Aim of the exercise: Collect every line that includes the string "Corgizones".

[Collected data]

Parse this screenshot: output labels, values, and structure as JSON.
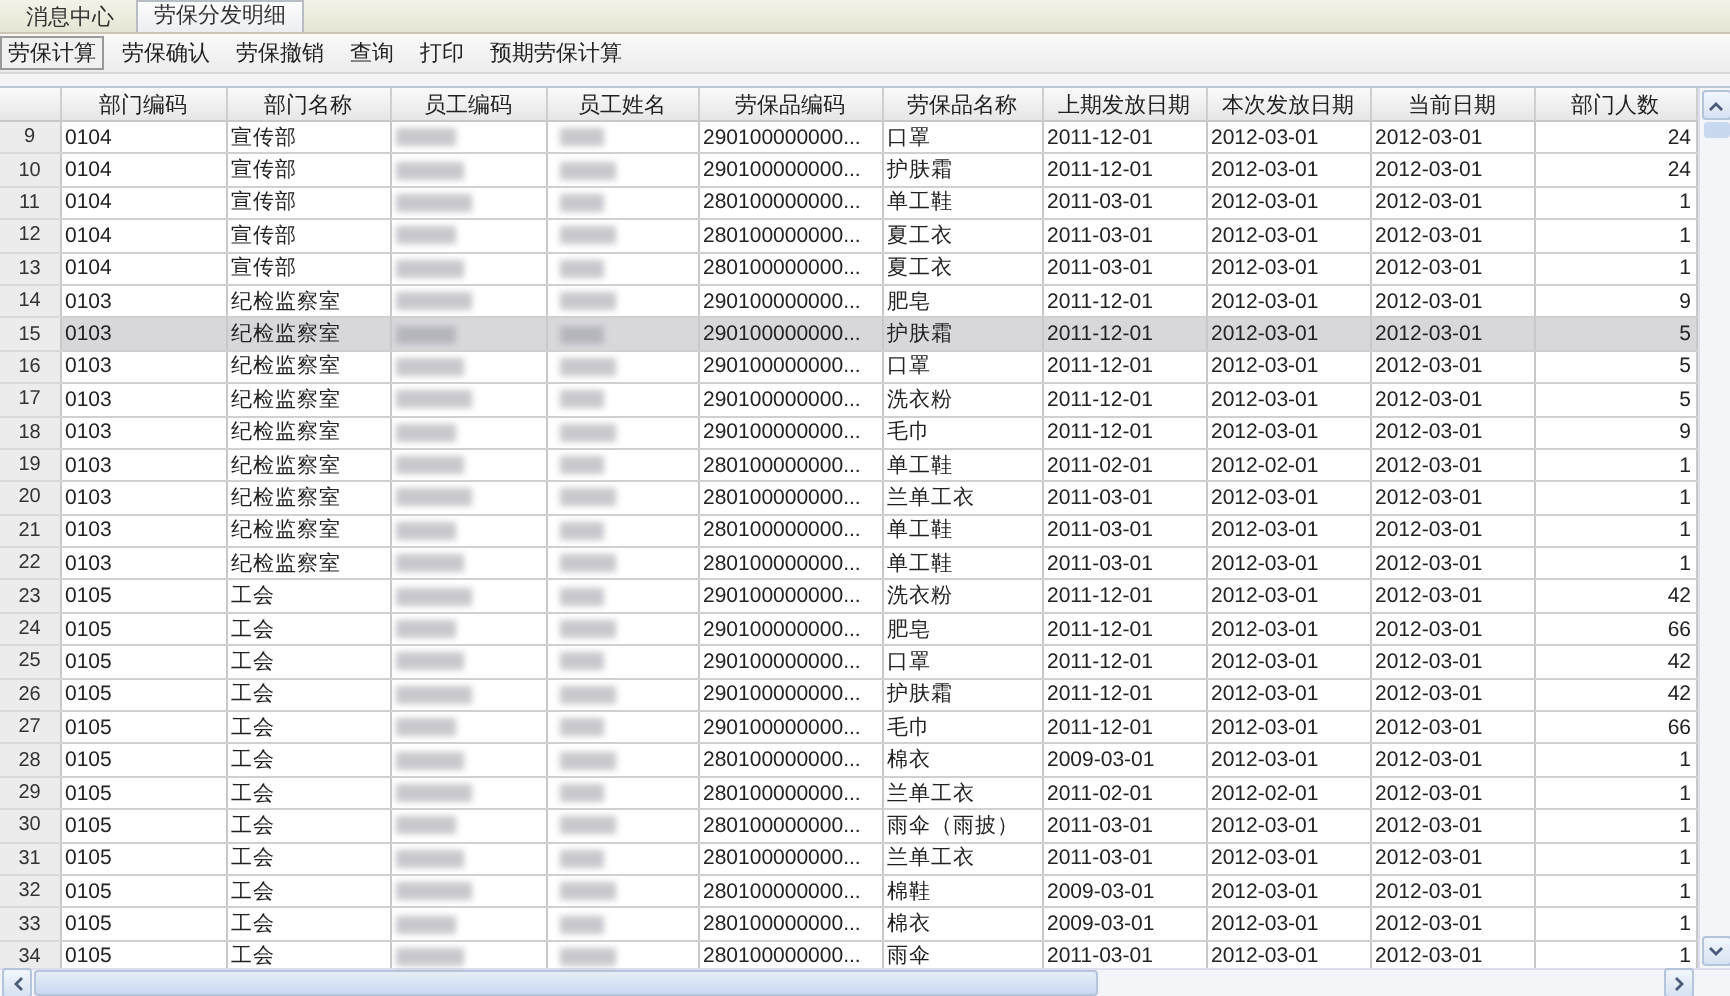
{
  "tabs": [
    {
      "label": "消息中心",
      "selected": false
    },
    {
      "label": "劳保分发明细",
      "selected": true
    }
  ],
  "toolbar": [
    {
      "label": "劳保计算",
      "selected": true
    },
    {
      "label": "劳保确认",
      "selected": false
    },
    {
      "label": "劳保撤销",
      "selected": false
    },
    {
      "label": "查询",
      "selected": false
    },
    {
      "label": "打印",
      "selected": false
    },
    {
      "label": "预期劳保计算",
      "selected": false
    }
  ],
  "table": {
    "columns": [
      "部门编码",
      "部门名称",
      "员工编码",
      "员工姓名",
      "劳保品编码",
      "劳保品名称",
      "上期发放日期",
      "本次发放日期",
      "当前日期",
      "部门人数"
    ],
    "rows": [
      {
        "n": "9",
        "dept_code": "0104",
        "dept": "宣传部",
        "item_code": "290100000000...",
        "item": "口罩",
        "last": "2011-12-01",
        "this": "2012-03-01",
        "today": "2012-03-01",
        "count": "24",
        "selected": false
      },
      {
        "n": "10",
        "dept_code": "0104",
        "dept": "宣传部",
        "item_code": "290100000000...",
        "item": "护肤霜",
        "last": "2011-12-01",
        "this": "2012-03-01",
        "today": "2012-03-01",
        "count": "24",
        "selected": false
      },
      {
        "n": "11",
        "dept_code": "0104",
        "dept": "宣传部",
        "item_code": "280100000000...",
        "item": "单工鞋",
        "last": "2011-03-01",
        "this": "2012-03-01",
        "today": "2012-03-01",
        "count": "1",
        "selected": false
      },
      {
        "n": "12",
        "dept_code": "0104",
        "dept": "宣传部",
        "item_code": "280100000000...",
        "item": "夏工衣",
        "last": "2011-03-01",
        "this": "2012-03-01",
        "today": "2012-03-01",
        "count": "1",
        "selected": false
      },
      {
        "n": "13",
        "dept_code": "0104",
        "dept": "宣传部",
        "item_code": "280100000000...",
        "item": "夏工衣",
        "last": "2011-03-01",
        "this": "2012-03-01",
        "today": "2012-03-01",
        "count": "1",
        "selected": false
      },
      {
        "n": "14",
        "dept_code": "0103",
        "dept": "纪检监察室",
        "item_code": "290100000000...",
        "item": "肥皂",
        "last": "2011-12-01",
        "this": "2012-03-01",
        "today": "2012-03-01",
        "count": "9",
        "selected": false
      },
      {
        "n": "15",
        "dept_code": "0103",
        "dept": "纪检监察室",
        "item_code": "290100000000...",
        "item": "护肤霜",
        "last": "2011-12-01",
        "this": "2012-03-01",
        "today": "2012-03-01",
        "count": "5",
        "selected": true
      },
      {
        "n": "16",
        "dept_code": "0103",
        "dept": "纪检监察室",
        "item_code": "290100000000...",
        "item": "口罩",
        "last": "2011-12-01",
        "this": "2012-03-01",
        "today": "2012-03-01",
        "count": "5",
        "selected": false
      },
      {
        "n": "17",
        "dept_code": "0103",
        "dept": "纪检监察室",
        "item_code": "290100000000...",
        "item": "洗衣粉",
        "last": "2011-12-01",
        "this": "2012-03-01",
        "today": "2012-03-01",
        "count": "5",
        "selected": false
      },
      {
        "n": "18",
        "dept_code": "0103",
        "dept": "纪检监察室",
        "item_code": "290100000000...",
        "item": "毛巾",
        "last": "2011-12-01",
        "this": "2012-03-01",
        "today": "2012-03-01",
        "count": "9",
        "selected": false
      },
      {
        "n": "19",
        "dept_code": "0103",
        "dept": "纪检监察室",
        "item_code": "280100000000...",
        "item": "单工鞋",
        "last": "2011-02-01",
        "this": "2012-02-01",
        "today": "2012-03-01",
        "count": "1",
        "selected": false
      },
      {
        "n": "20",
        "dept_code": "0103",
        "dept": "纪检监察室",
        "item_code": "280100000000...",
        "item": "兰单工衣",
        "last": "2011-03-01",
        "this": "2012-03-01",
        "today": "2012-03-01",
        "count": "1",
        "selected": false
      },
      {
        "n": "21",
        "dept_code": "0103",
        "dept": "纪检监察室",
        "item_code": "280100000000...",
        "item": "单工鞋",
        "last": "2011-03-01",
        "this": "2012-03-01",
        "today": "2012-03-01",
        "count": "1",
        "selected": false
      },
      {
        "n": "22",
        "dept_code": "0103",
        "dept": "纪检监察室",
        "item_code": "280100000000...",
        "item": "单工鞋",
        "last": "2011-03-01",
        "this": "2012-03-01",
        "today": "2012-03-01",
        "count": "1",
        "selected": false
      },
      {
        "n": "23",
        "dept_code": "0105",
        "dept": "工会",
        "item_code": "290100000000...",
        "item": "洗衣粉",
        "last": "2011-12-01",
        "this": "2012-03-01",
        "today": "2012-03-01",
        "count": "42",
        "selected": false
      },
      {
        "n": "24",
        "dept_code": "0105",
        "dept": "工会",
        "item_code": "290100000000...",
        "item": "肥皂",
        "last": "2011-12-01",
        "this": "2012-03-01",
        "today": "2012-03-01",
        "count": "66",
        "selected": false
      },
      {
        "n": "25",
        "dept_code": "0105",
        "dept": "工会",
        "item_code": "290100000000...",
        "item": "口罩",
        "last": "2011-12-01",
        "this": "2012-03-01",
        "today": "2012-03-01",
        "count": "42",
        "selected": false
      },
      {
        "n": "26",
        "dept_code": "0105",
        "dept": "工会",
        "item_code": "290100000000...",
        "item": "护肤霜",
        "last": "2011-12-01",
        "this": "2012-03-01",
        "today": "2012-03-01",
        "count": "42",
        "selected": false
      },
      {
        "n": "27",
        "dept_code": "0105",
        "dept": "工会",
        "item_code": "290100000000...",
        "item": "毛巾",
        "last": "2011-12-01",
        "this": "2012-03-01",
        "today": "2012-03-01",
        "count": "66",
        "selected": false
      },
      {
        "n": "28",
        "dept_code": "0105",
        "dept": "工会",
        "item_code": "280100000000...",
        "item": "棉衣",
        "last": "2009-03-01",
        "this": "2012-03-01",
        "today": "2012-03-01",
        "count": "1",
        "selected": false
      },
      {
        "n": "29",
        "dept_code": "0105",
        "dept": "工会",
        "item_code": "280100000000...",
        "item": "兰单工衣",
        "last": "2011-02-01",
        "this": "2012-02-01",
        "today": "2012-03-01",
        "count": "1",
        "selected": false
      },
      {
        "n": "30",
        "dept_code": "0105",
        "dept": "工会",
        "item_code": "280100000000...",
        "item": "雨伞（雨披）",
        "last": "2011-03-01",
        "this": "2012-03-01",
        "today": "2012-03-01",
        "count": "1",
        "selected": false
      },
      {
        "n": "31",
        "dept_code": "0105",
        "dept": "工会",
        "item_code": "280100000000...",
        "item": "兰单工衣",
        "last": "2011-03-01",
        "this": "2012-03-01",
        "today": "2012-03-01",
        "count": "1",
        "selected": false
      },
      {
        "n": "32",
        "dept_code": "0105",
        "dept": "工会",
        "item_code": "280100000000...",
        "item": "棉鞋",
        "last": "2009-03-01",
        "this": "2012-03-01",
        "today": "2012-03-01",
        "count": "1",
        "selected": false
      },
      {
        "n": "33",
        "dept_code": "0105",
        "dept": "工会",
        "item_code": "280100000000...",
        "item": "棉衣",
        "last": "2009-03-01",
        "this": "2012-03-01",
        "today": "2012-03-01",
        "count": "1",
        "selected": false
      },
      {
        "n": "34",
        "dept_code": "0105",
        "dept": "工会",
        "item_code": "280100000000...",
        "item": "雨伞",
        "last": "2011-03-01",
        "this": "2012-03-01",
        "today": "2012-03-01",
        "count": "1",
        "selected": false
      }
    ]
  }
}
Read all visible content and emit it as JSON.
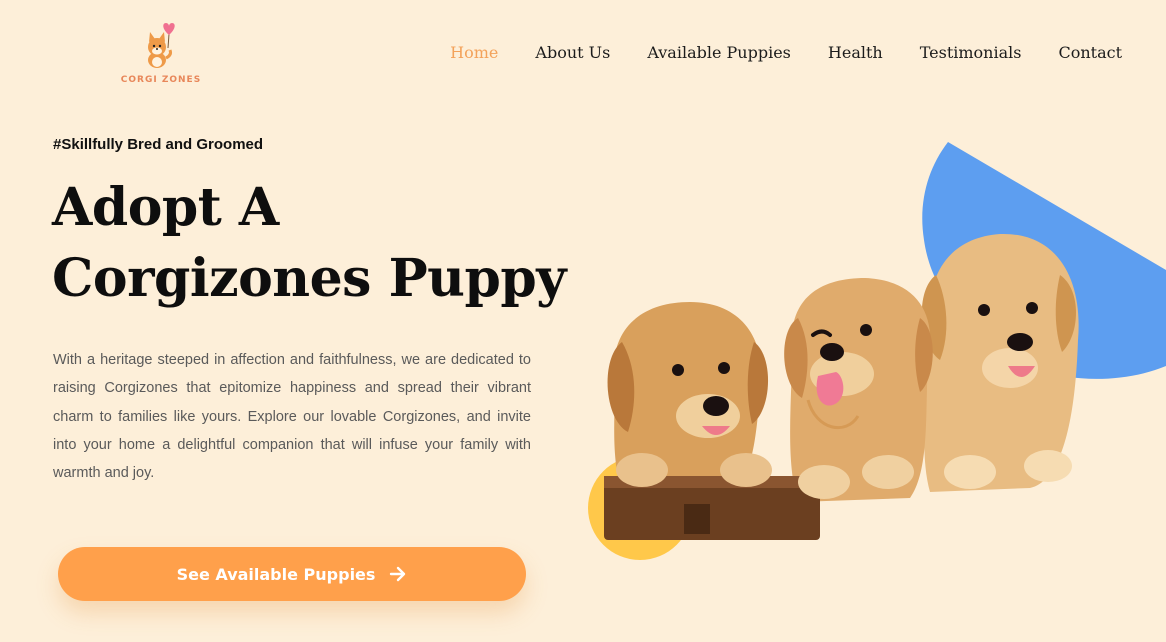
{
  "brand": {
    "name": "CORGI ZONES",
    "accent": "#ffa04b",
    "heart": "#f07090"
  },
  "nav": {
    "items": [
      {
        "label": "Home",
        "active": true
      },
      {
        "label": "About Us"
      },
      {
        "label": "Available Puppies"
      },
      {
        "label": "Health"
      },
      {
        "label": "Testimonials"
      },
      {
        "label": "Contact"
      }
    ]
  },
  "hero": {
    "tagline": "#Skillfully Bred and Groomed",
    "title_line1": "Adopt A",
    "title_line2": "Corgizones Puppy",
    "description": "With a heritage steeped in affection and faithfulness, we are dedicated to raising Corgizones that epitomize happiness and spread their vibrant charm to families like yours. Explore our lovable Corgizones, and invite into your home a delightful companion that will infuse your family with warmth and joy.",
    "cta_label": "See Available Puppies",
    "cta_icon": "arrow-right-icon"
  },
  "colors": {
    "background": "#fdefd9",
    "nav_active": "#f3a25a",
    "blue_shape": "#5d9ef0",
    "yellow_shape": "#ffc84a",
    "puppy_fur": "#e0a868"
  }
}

Problem solution:
    "title_line2": "Corgizones Puppy",
    "description": "With a heritage steeped in affection and faithfulness, we are dedicated to raising Corgizones that epitomize happiness and spread their vibrant charm to families like yours. Explore our lovable Corgizones, and invite into your home a delightful companion that will infuse your family with warmth and joy.",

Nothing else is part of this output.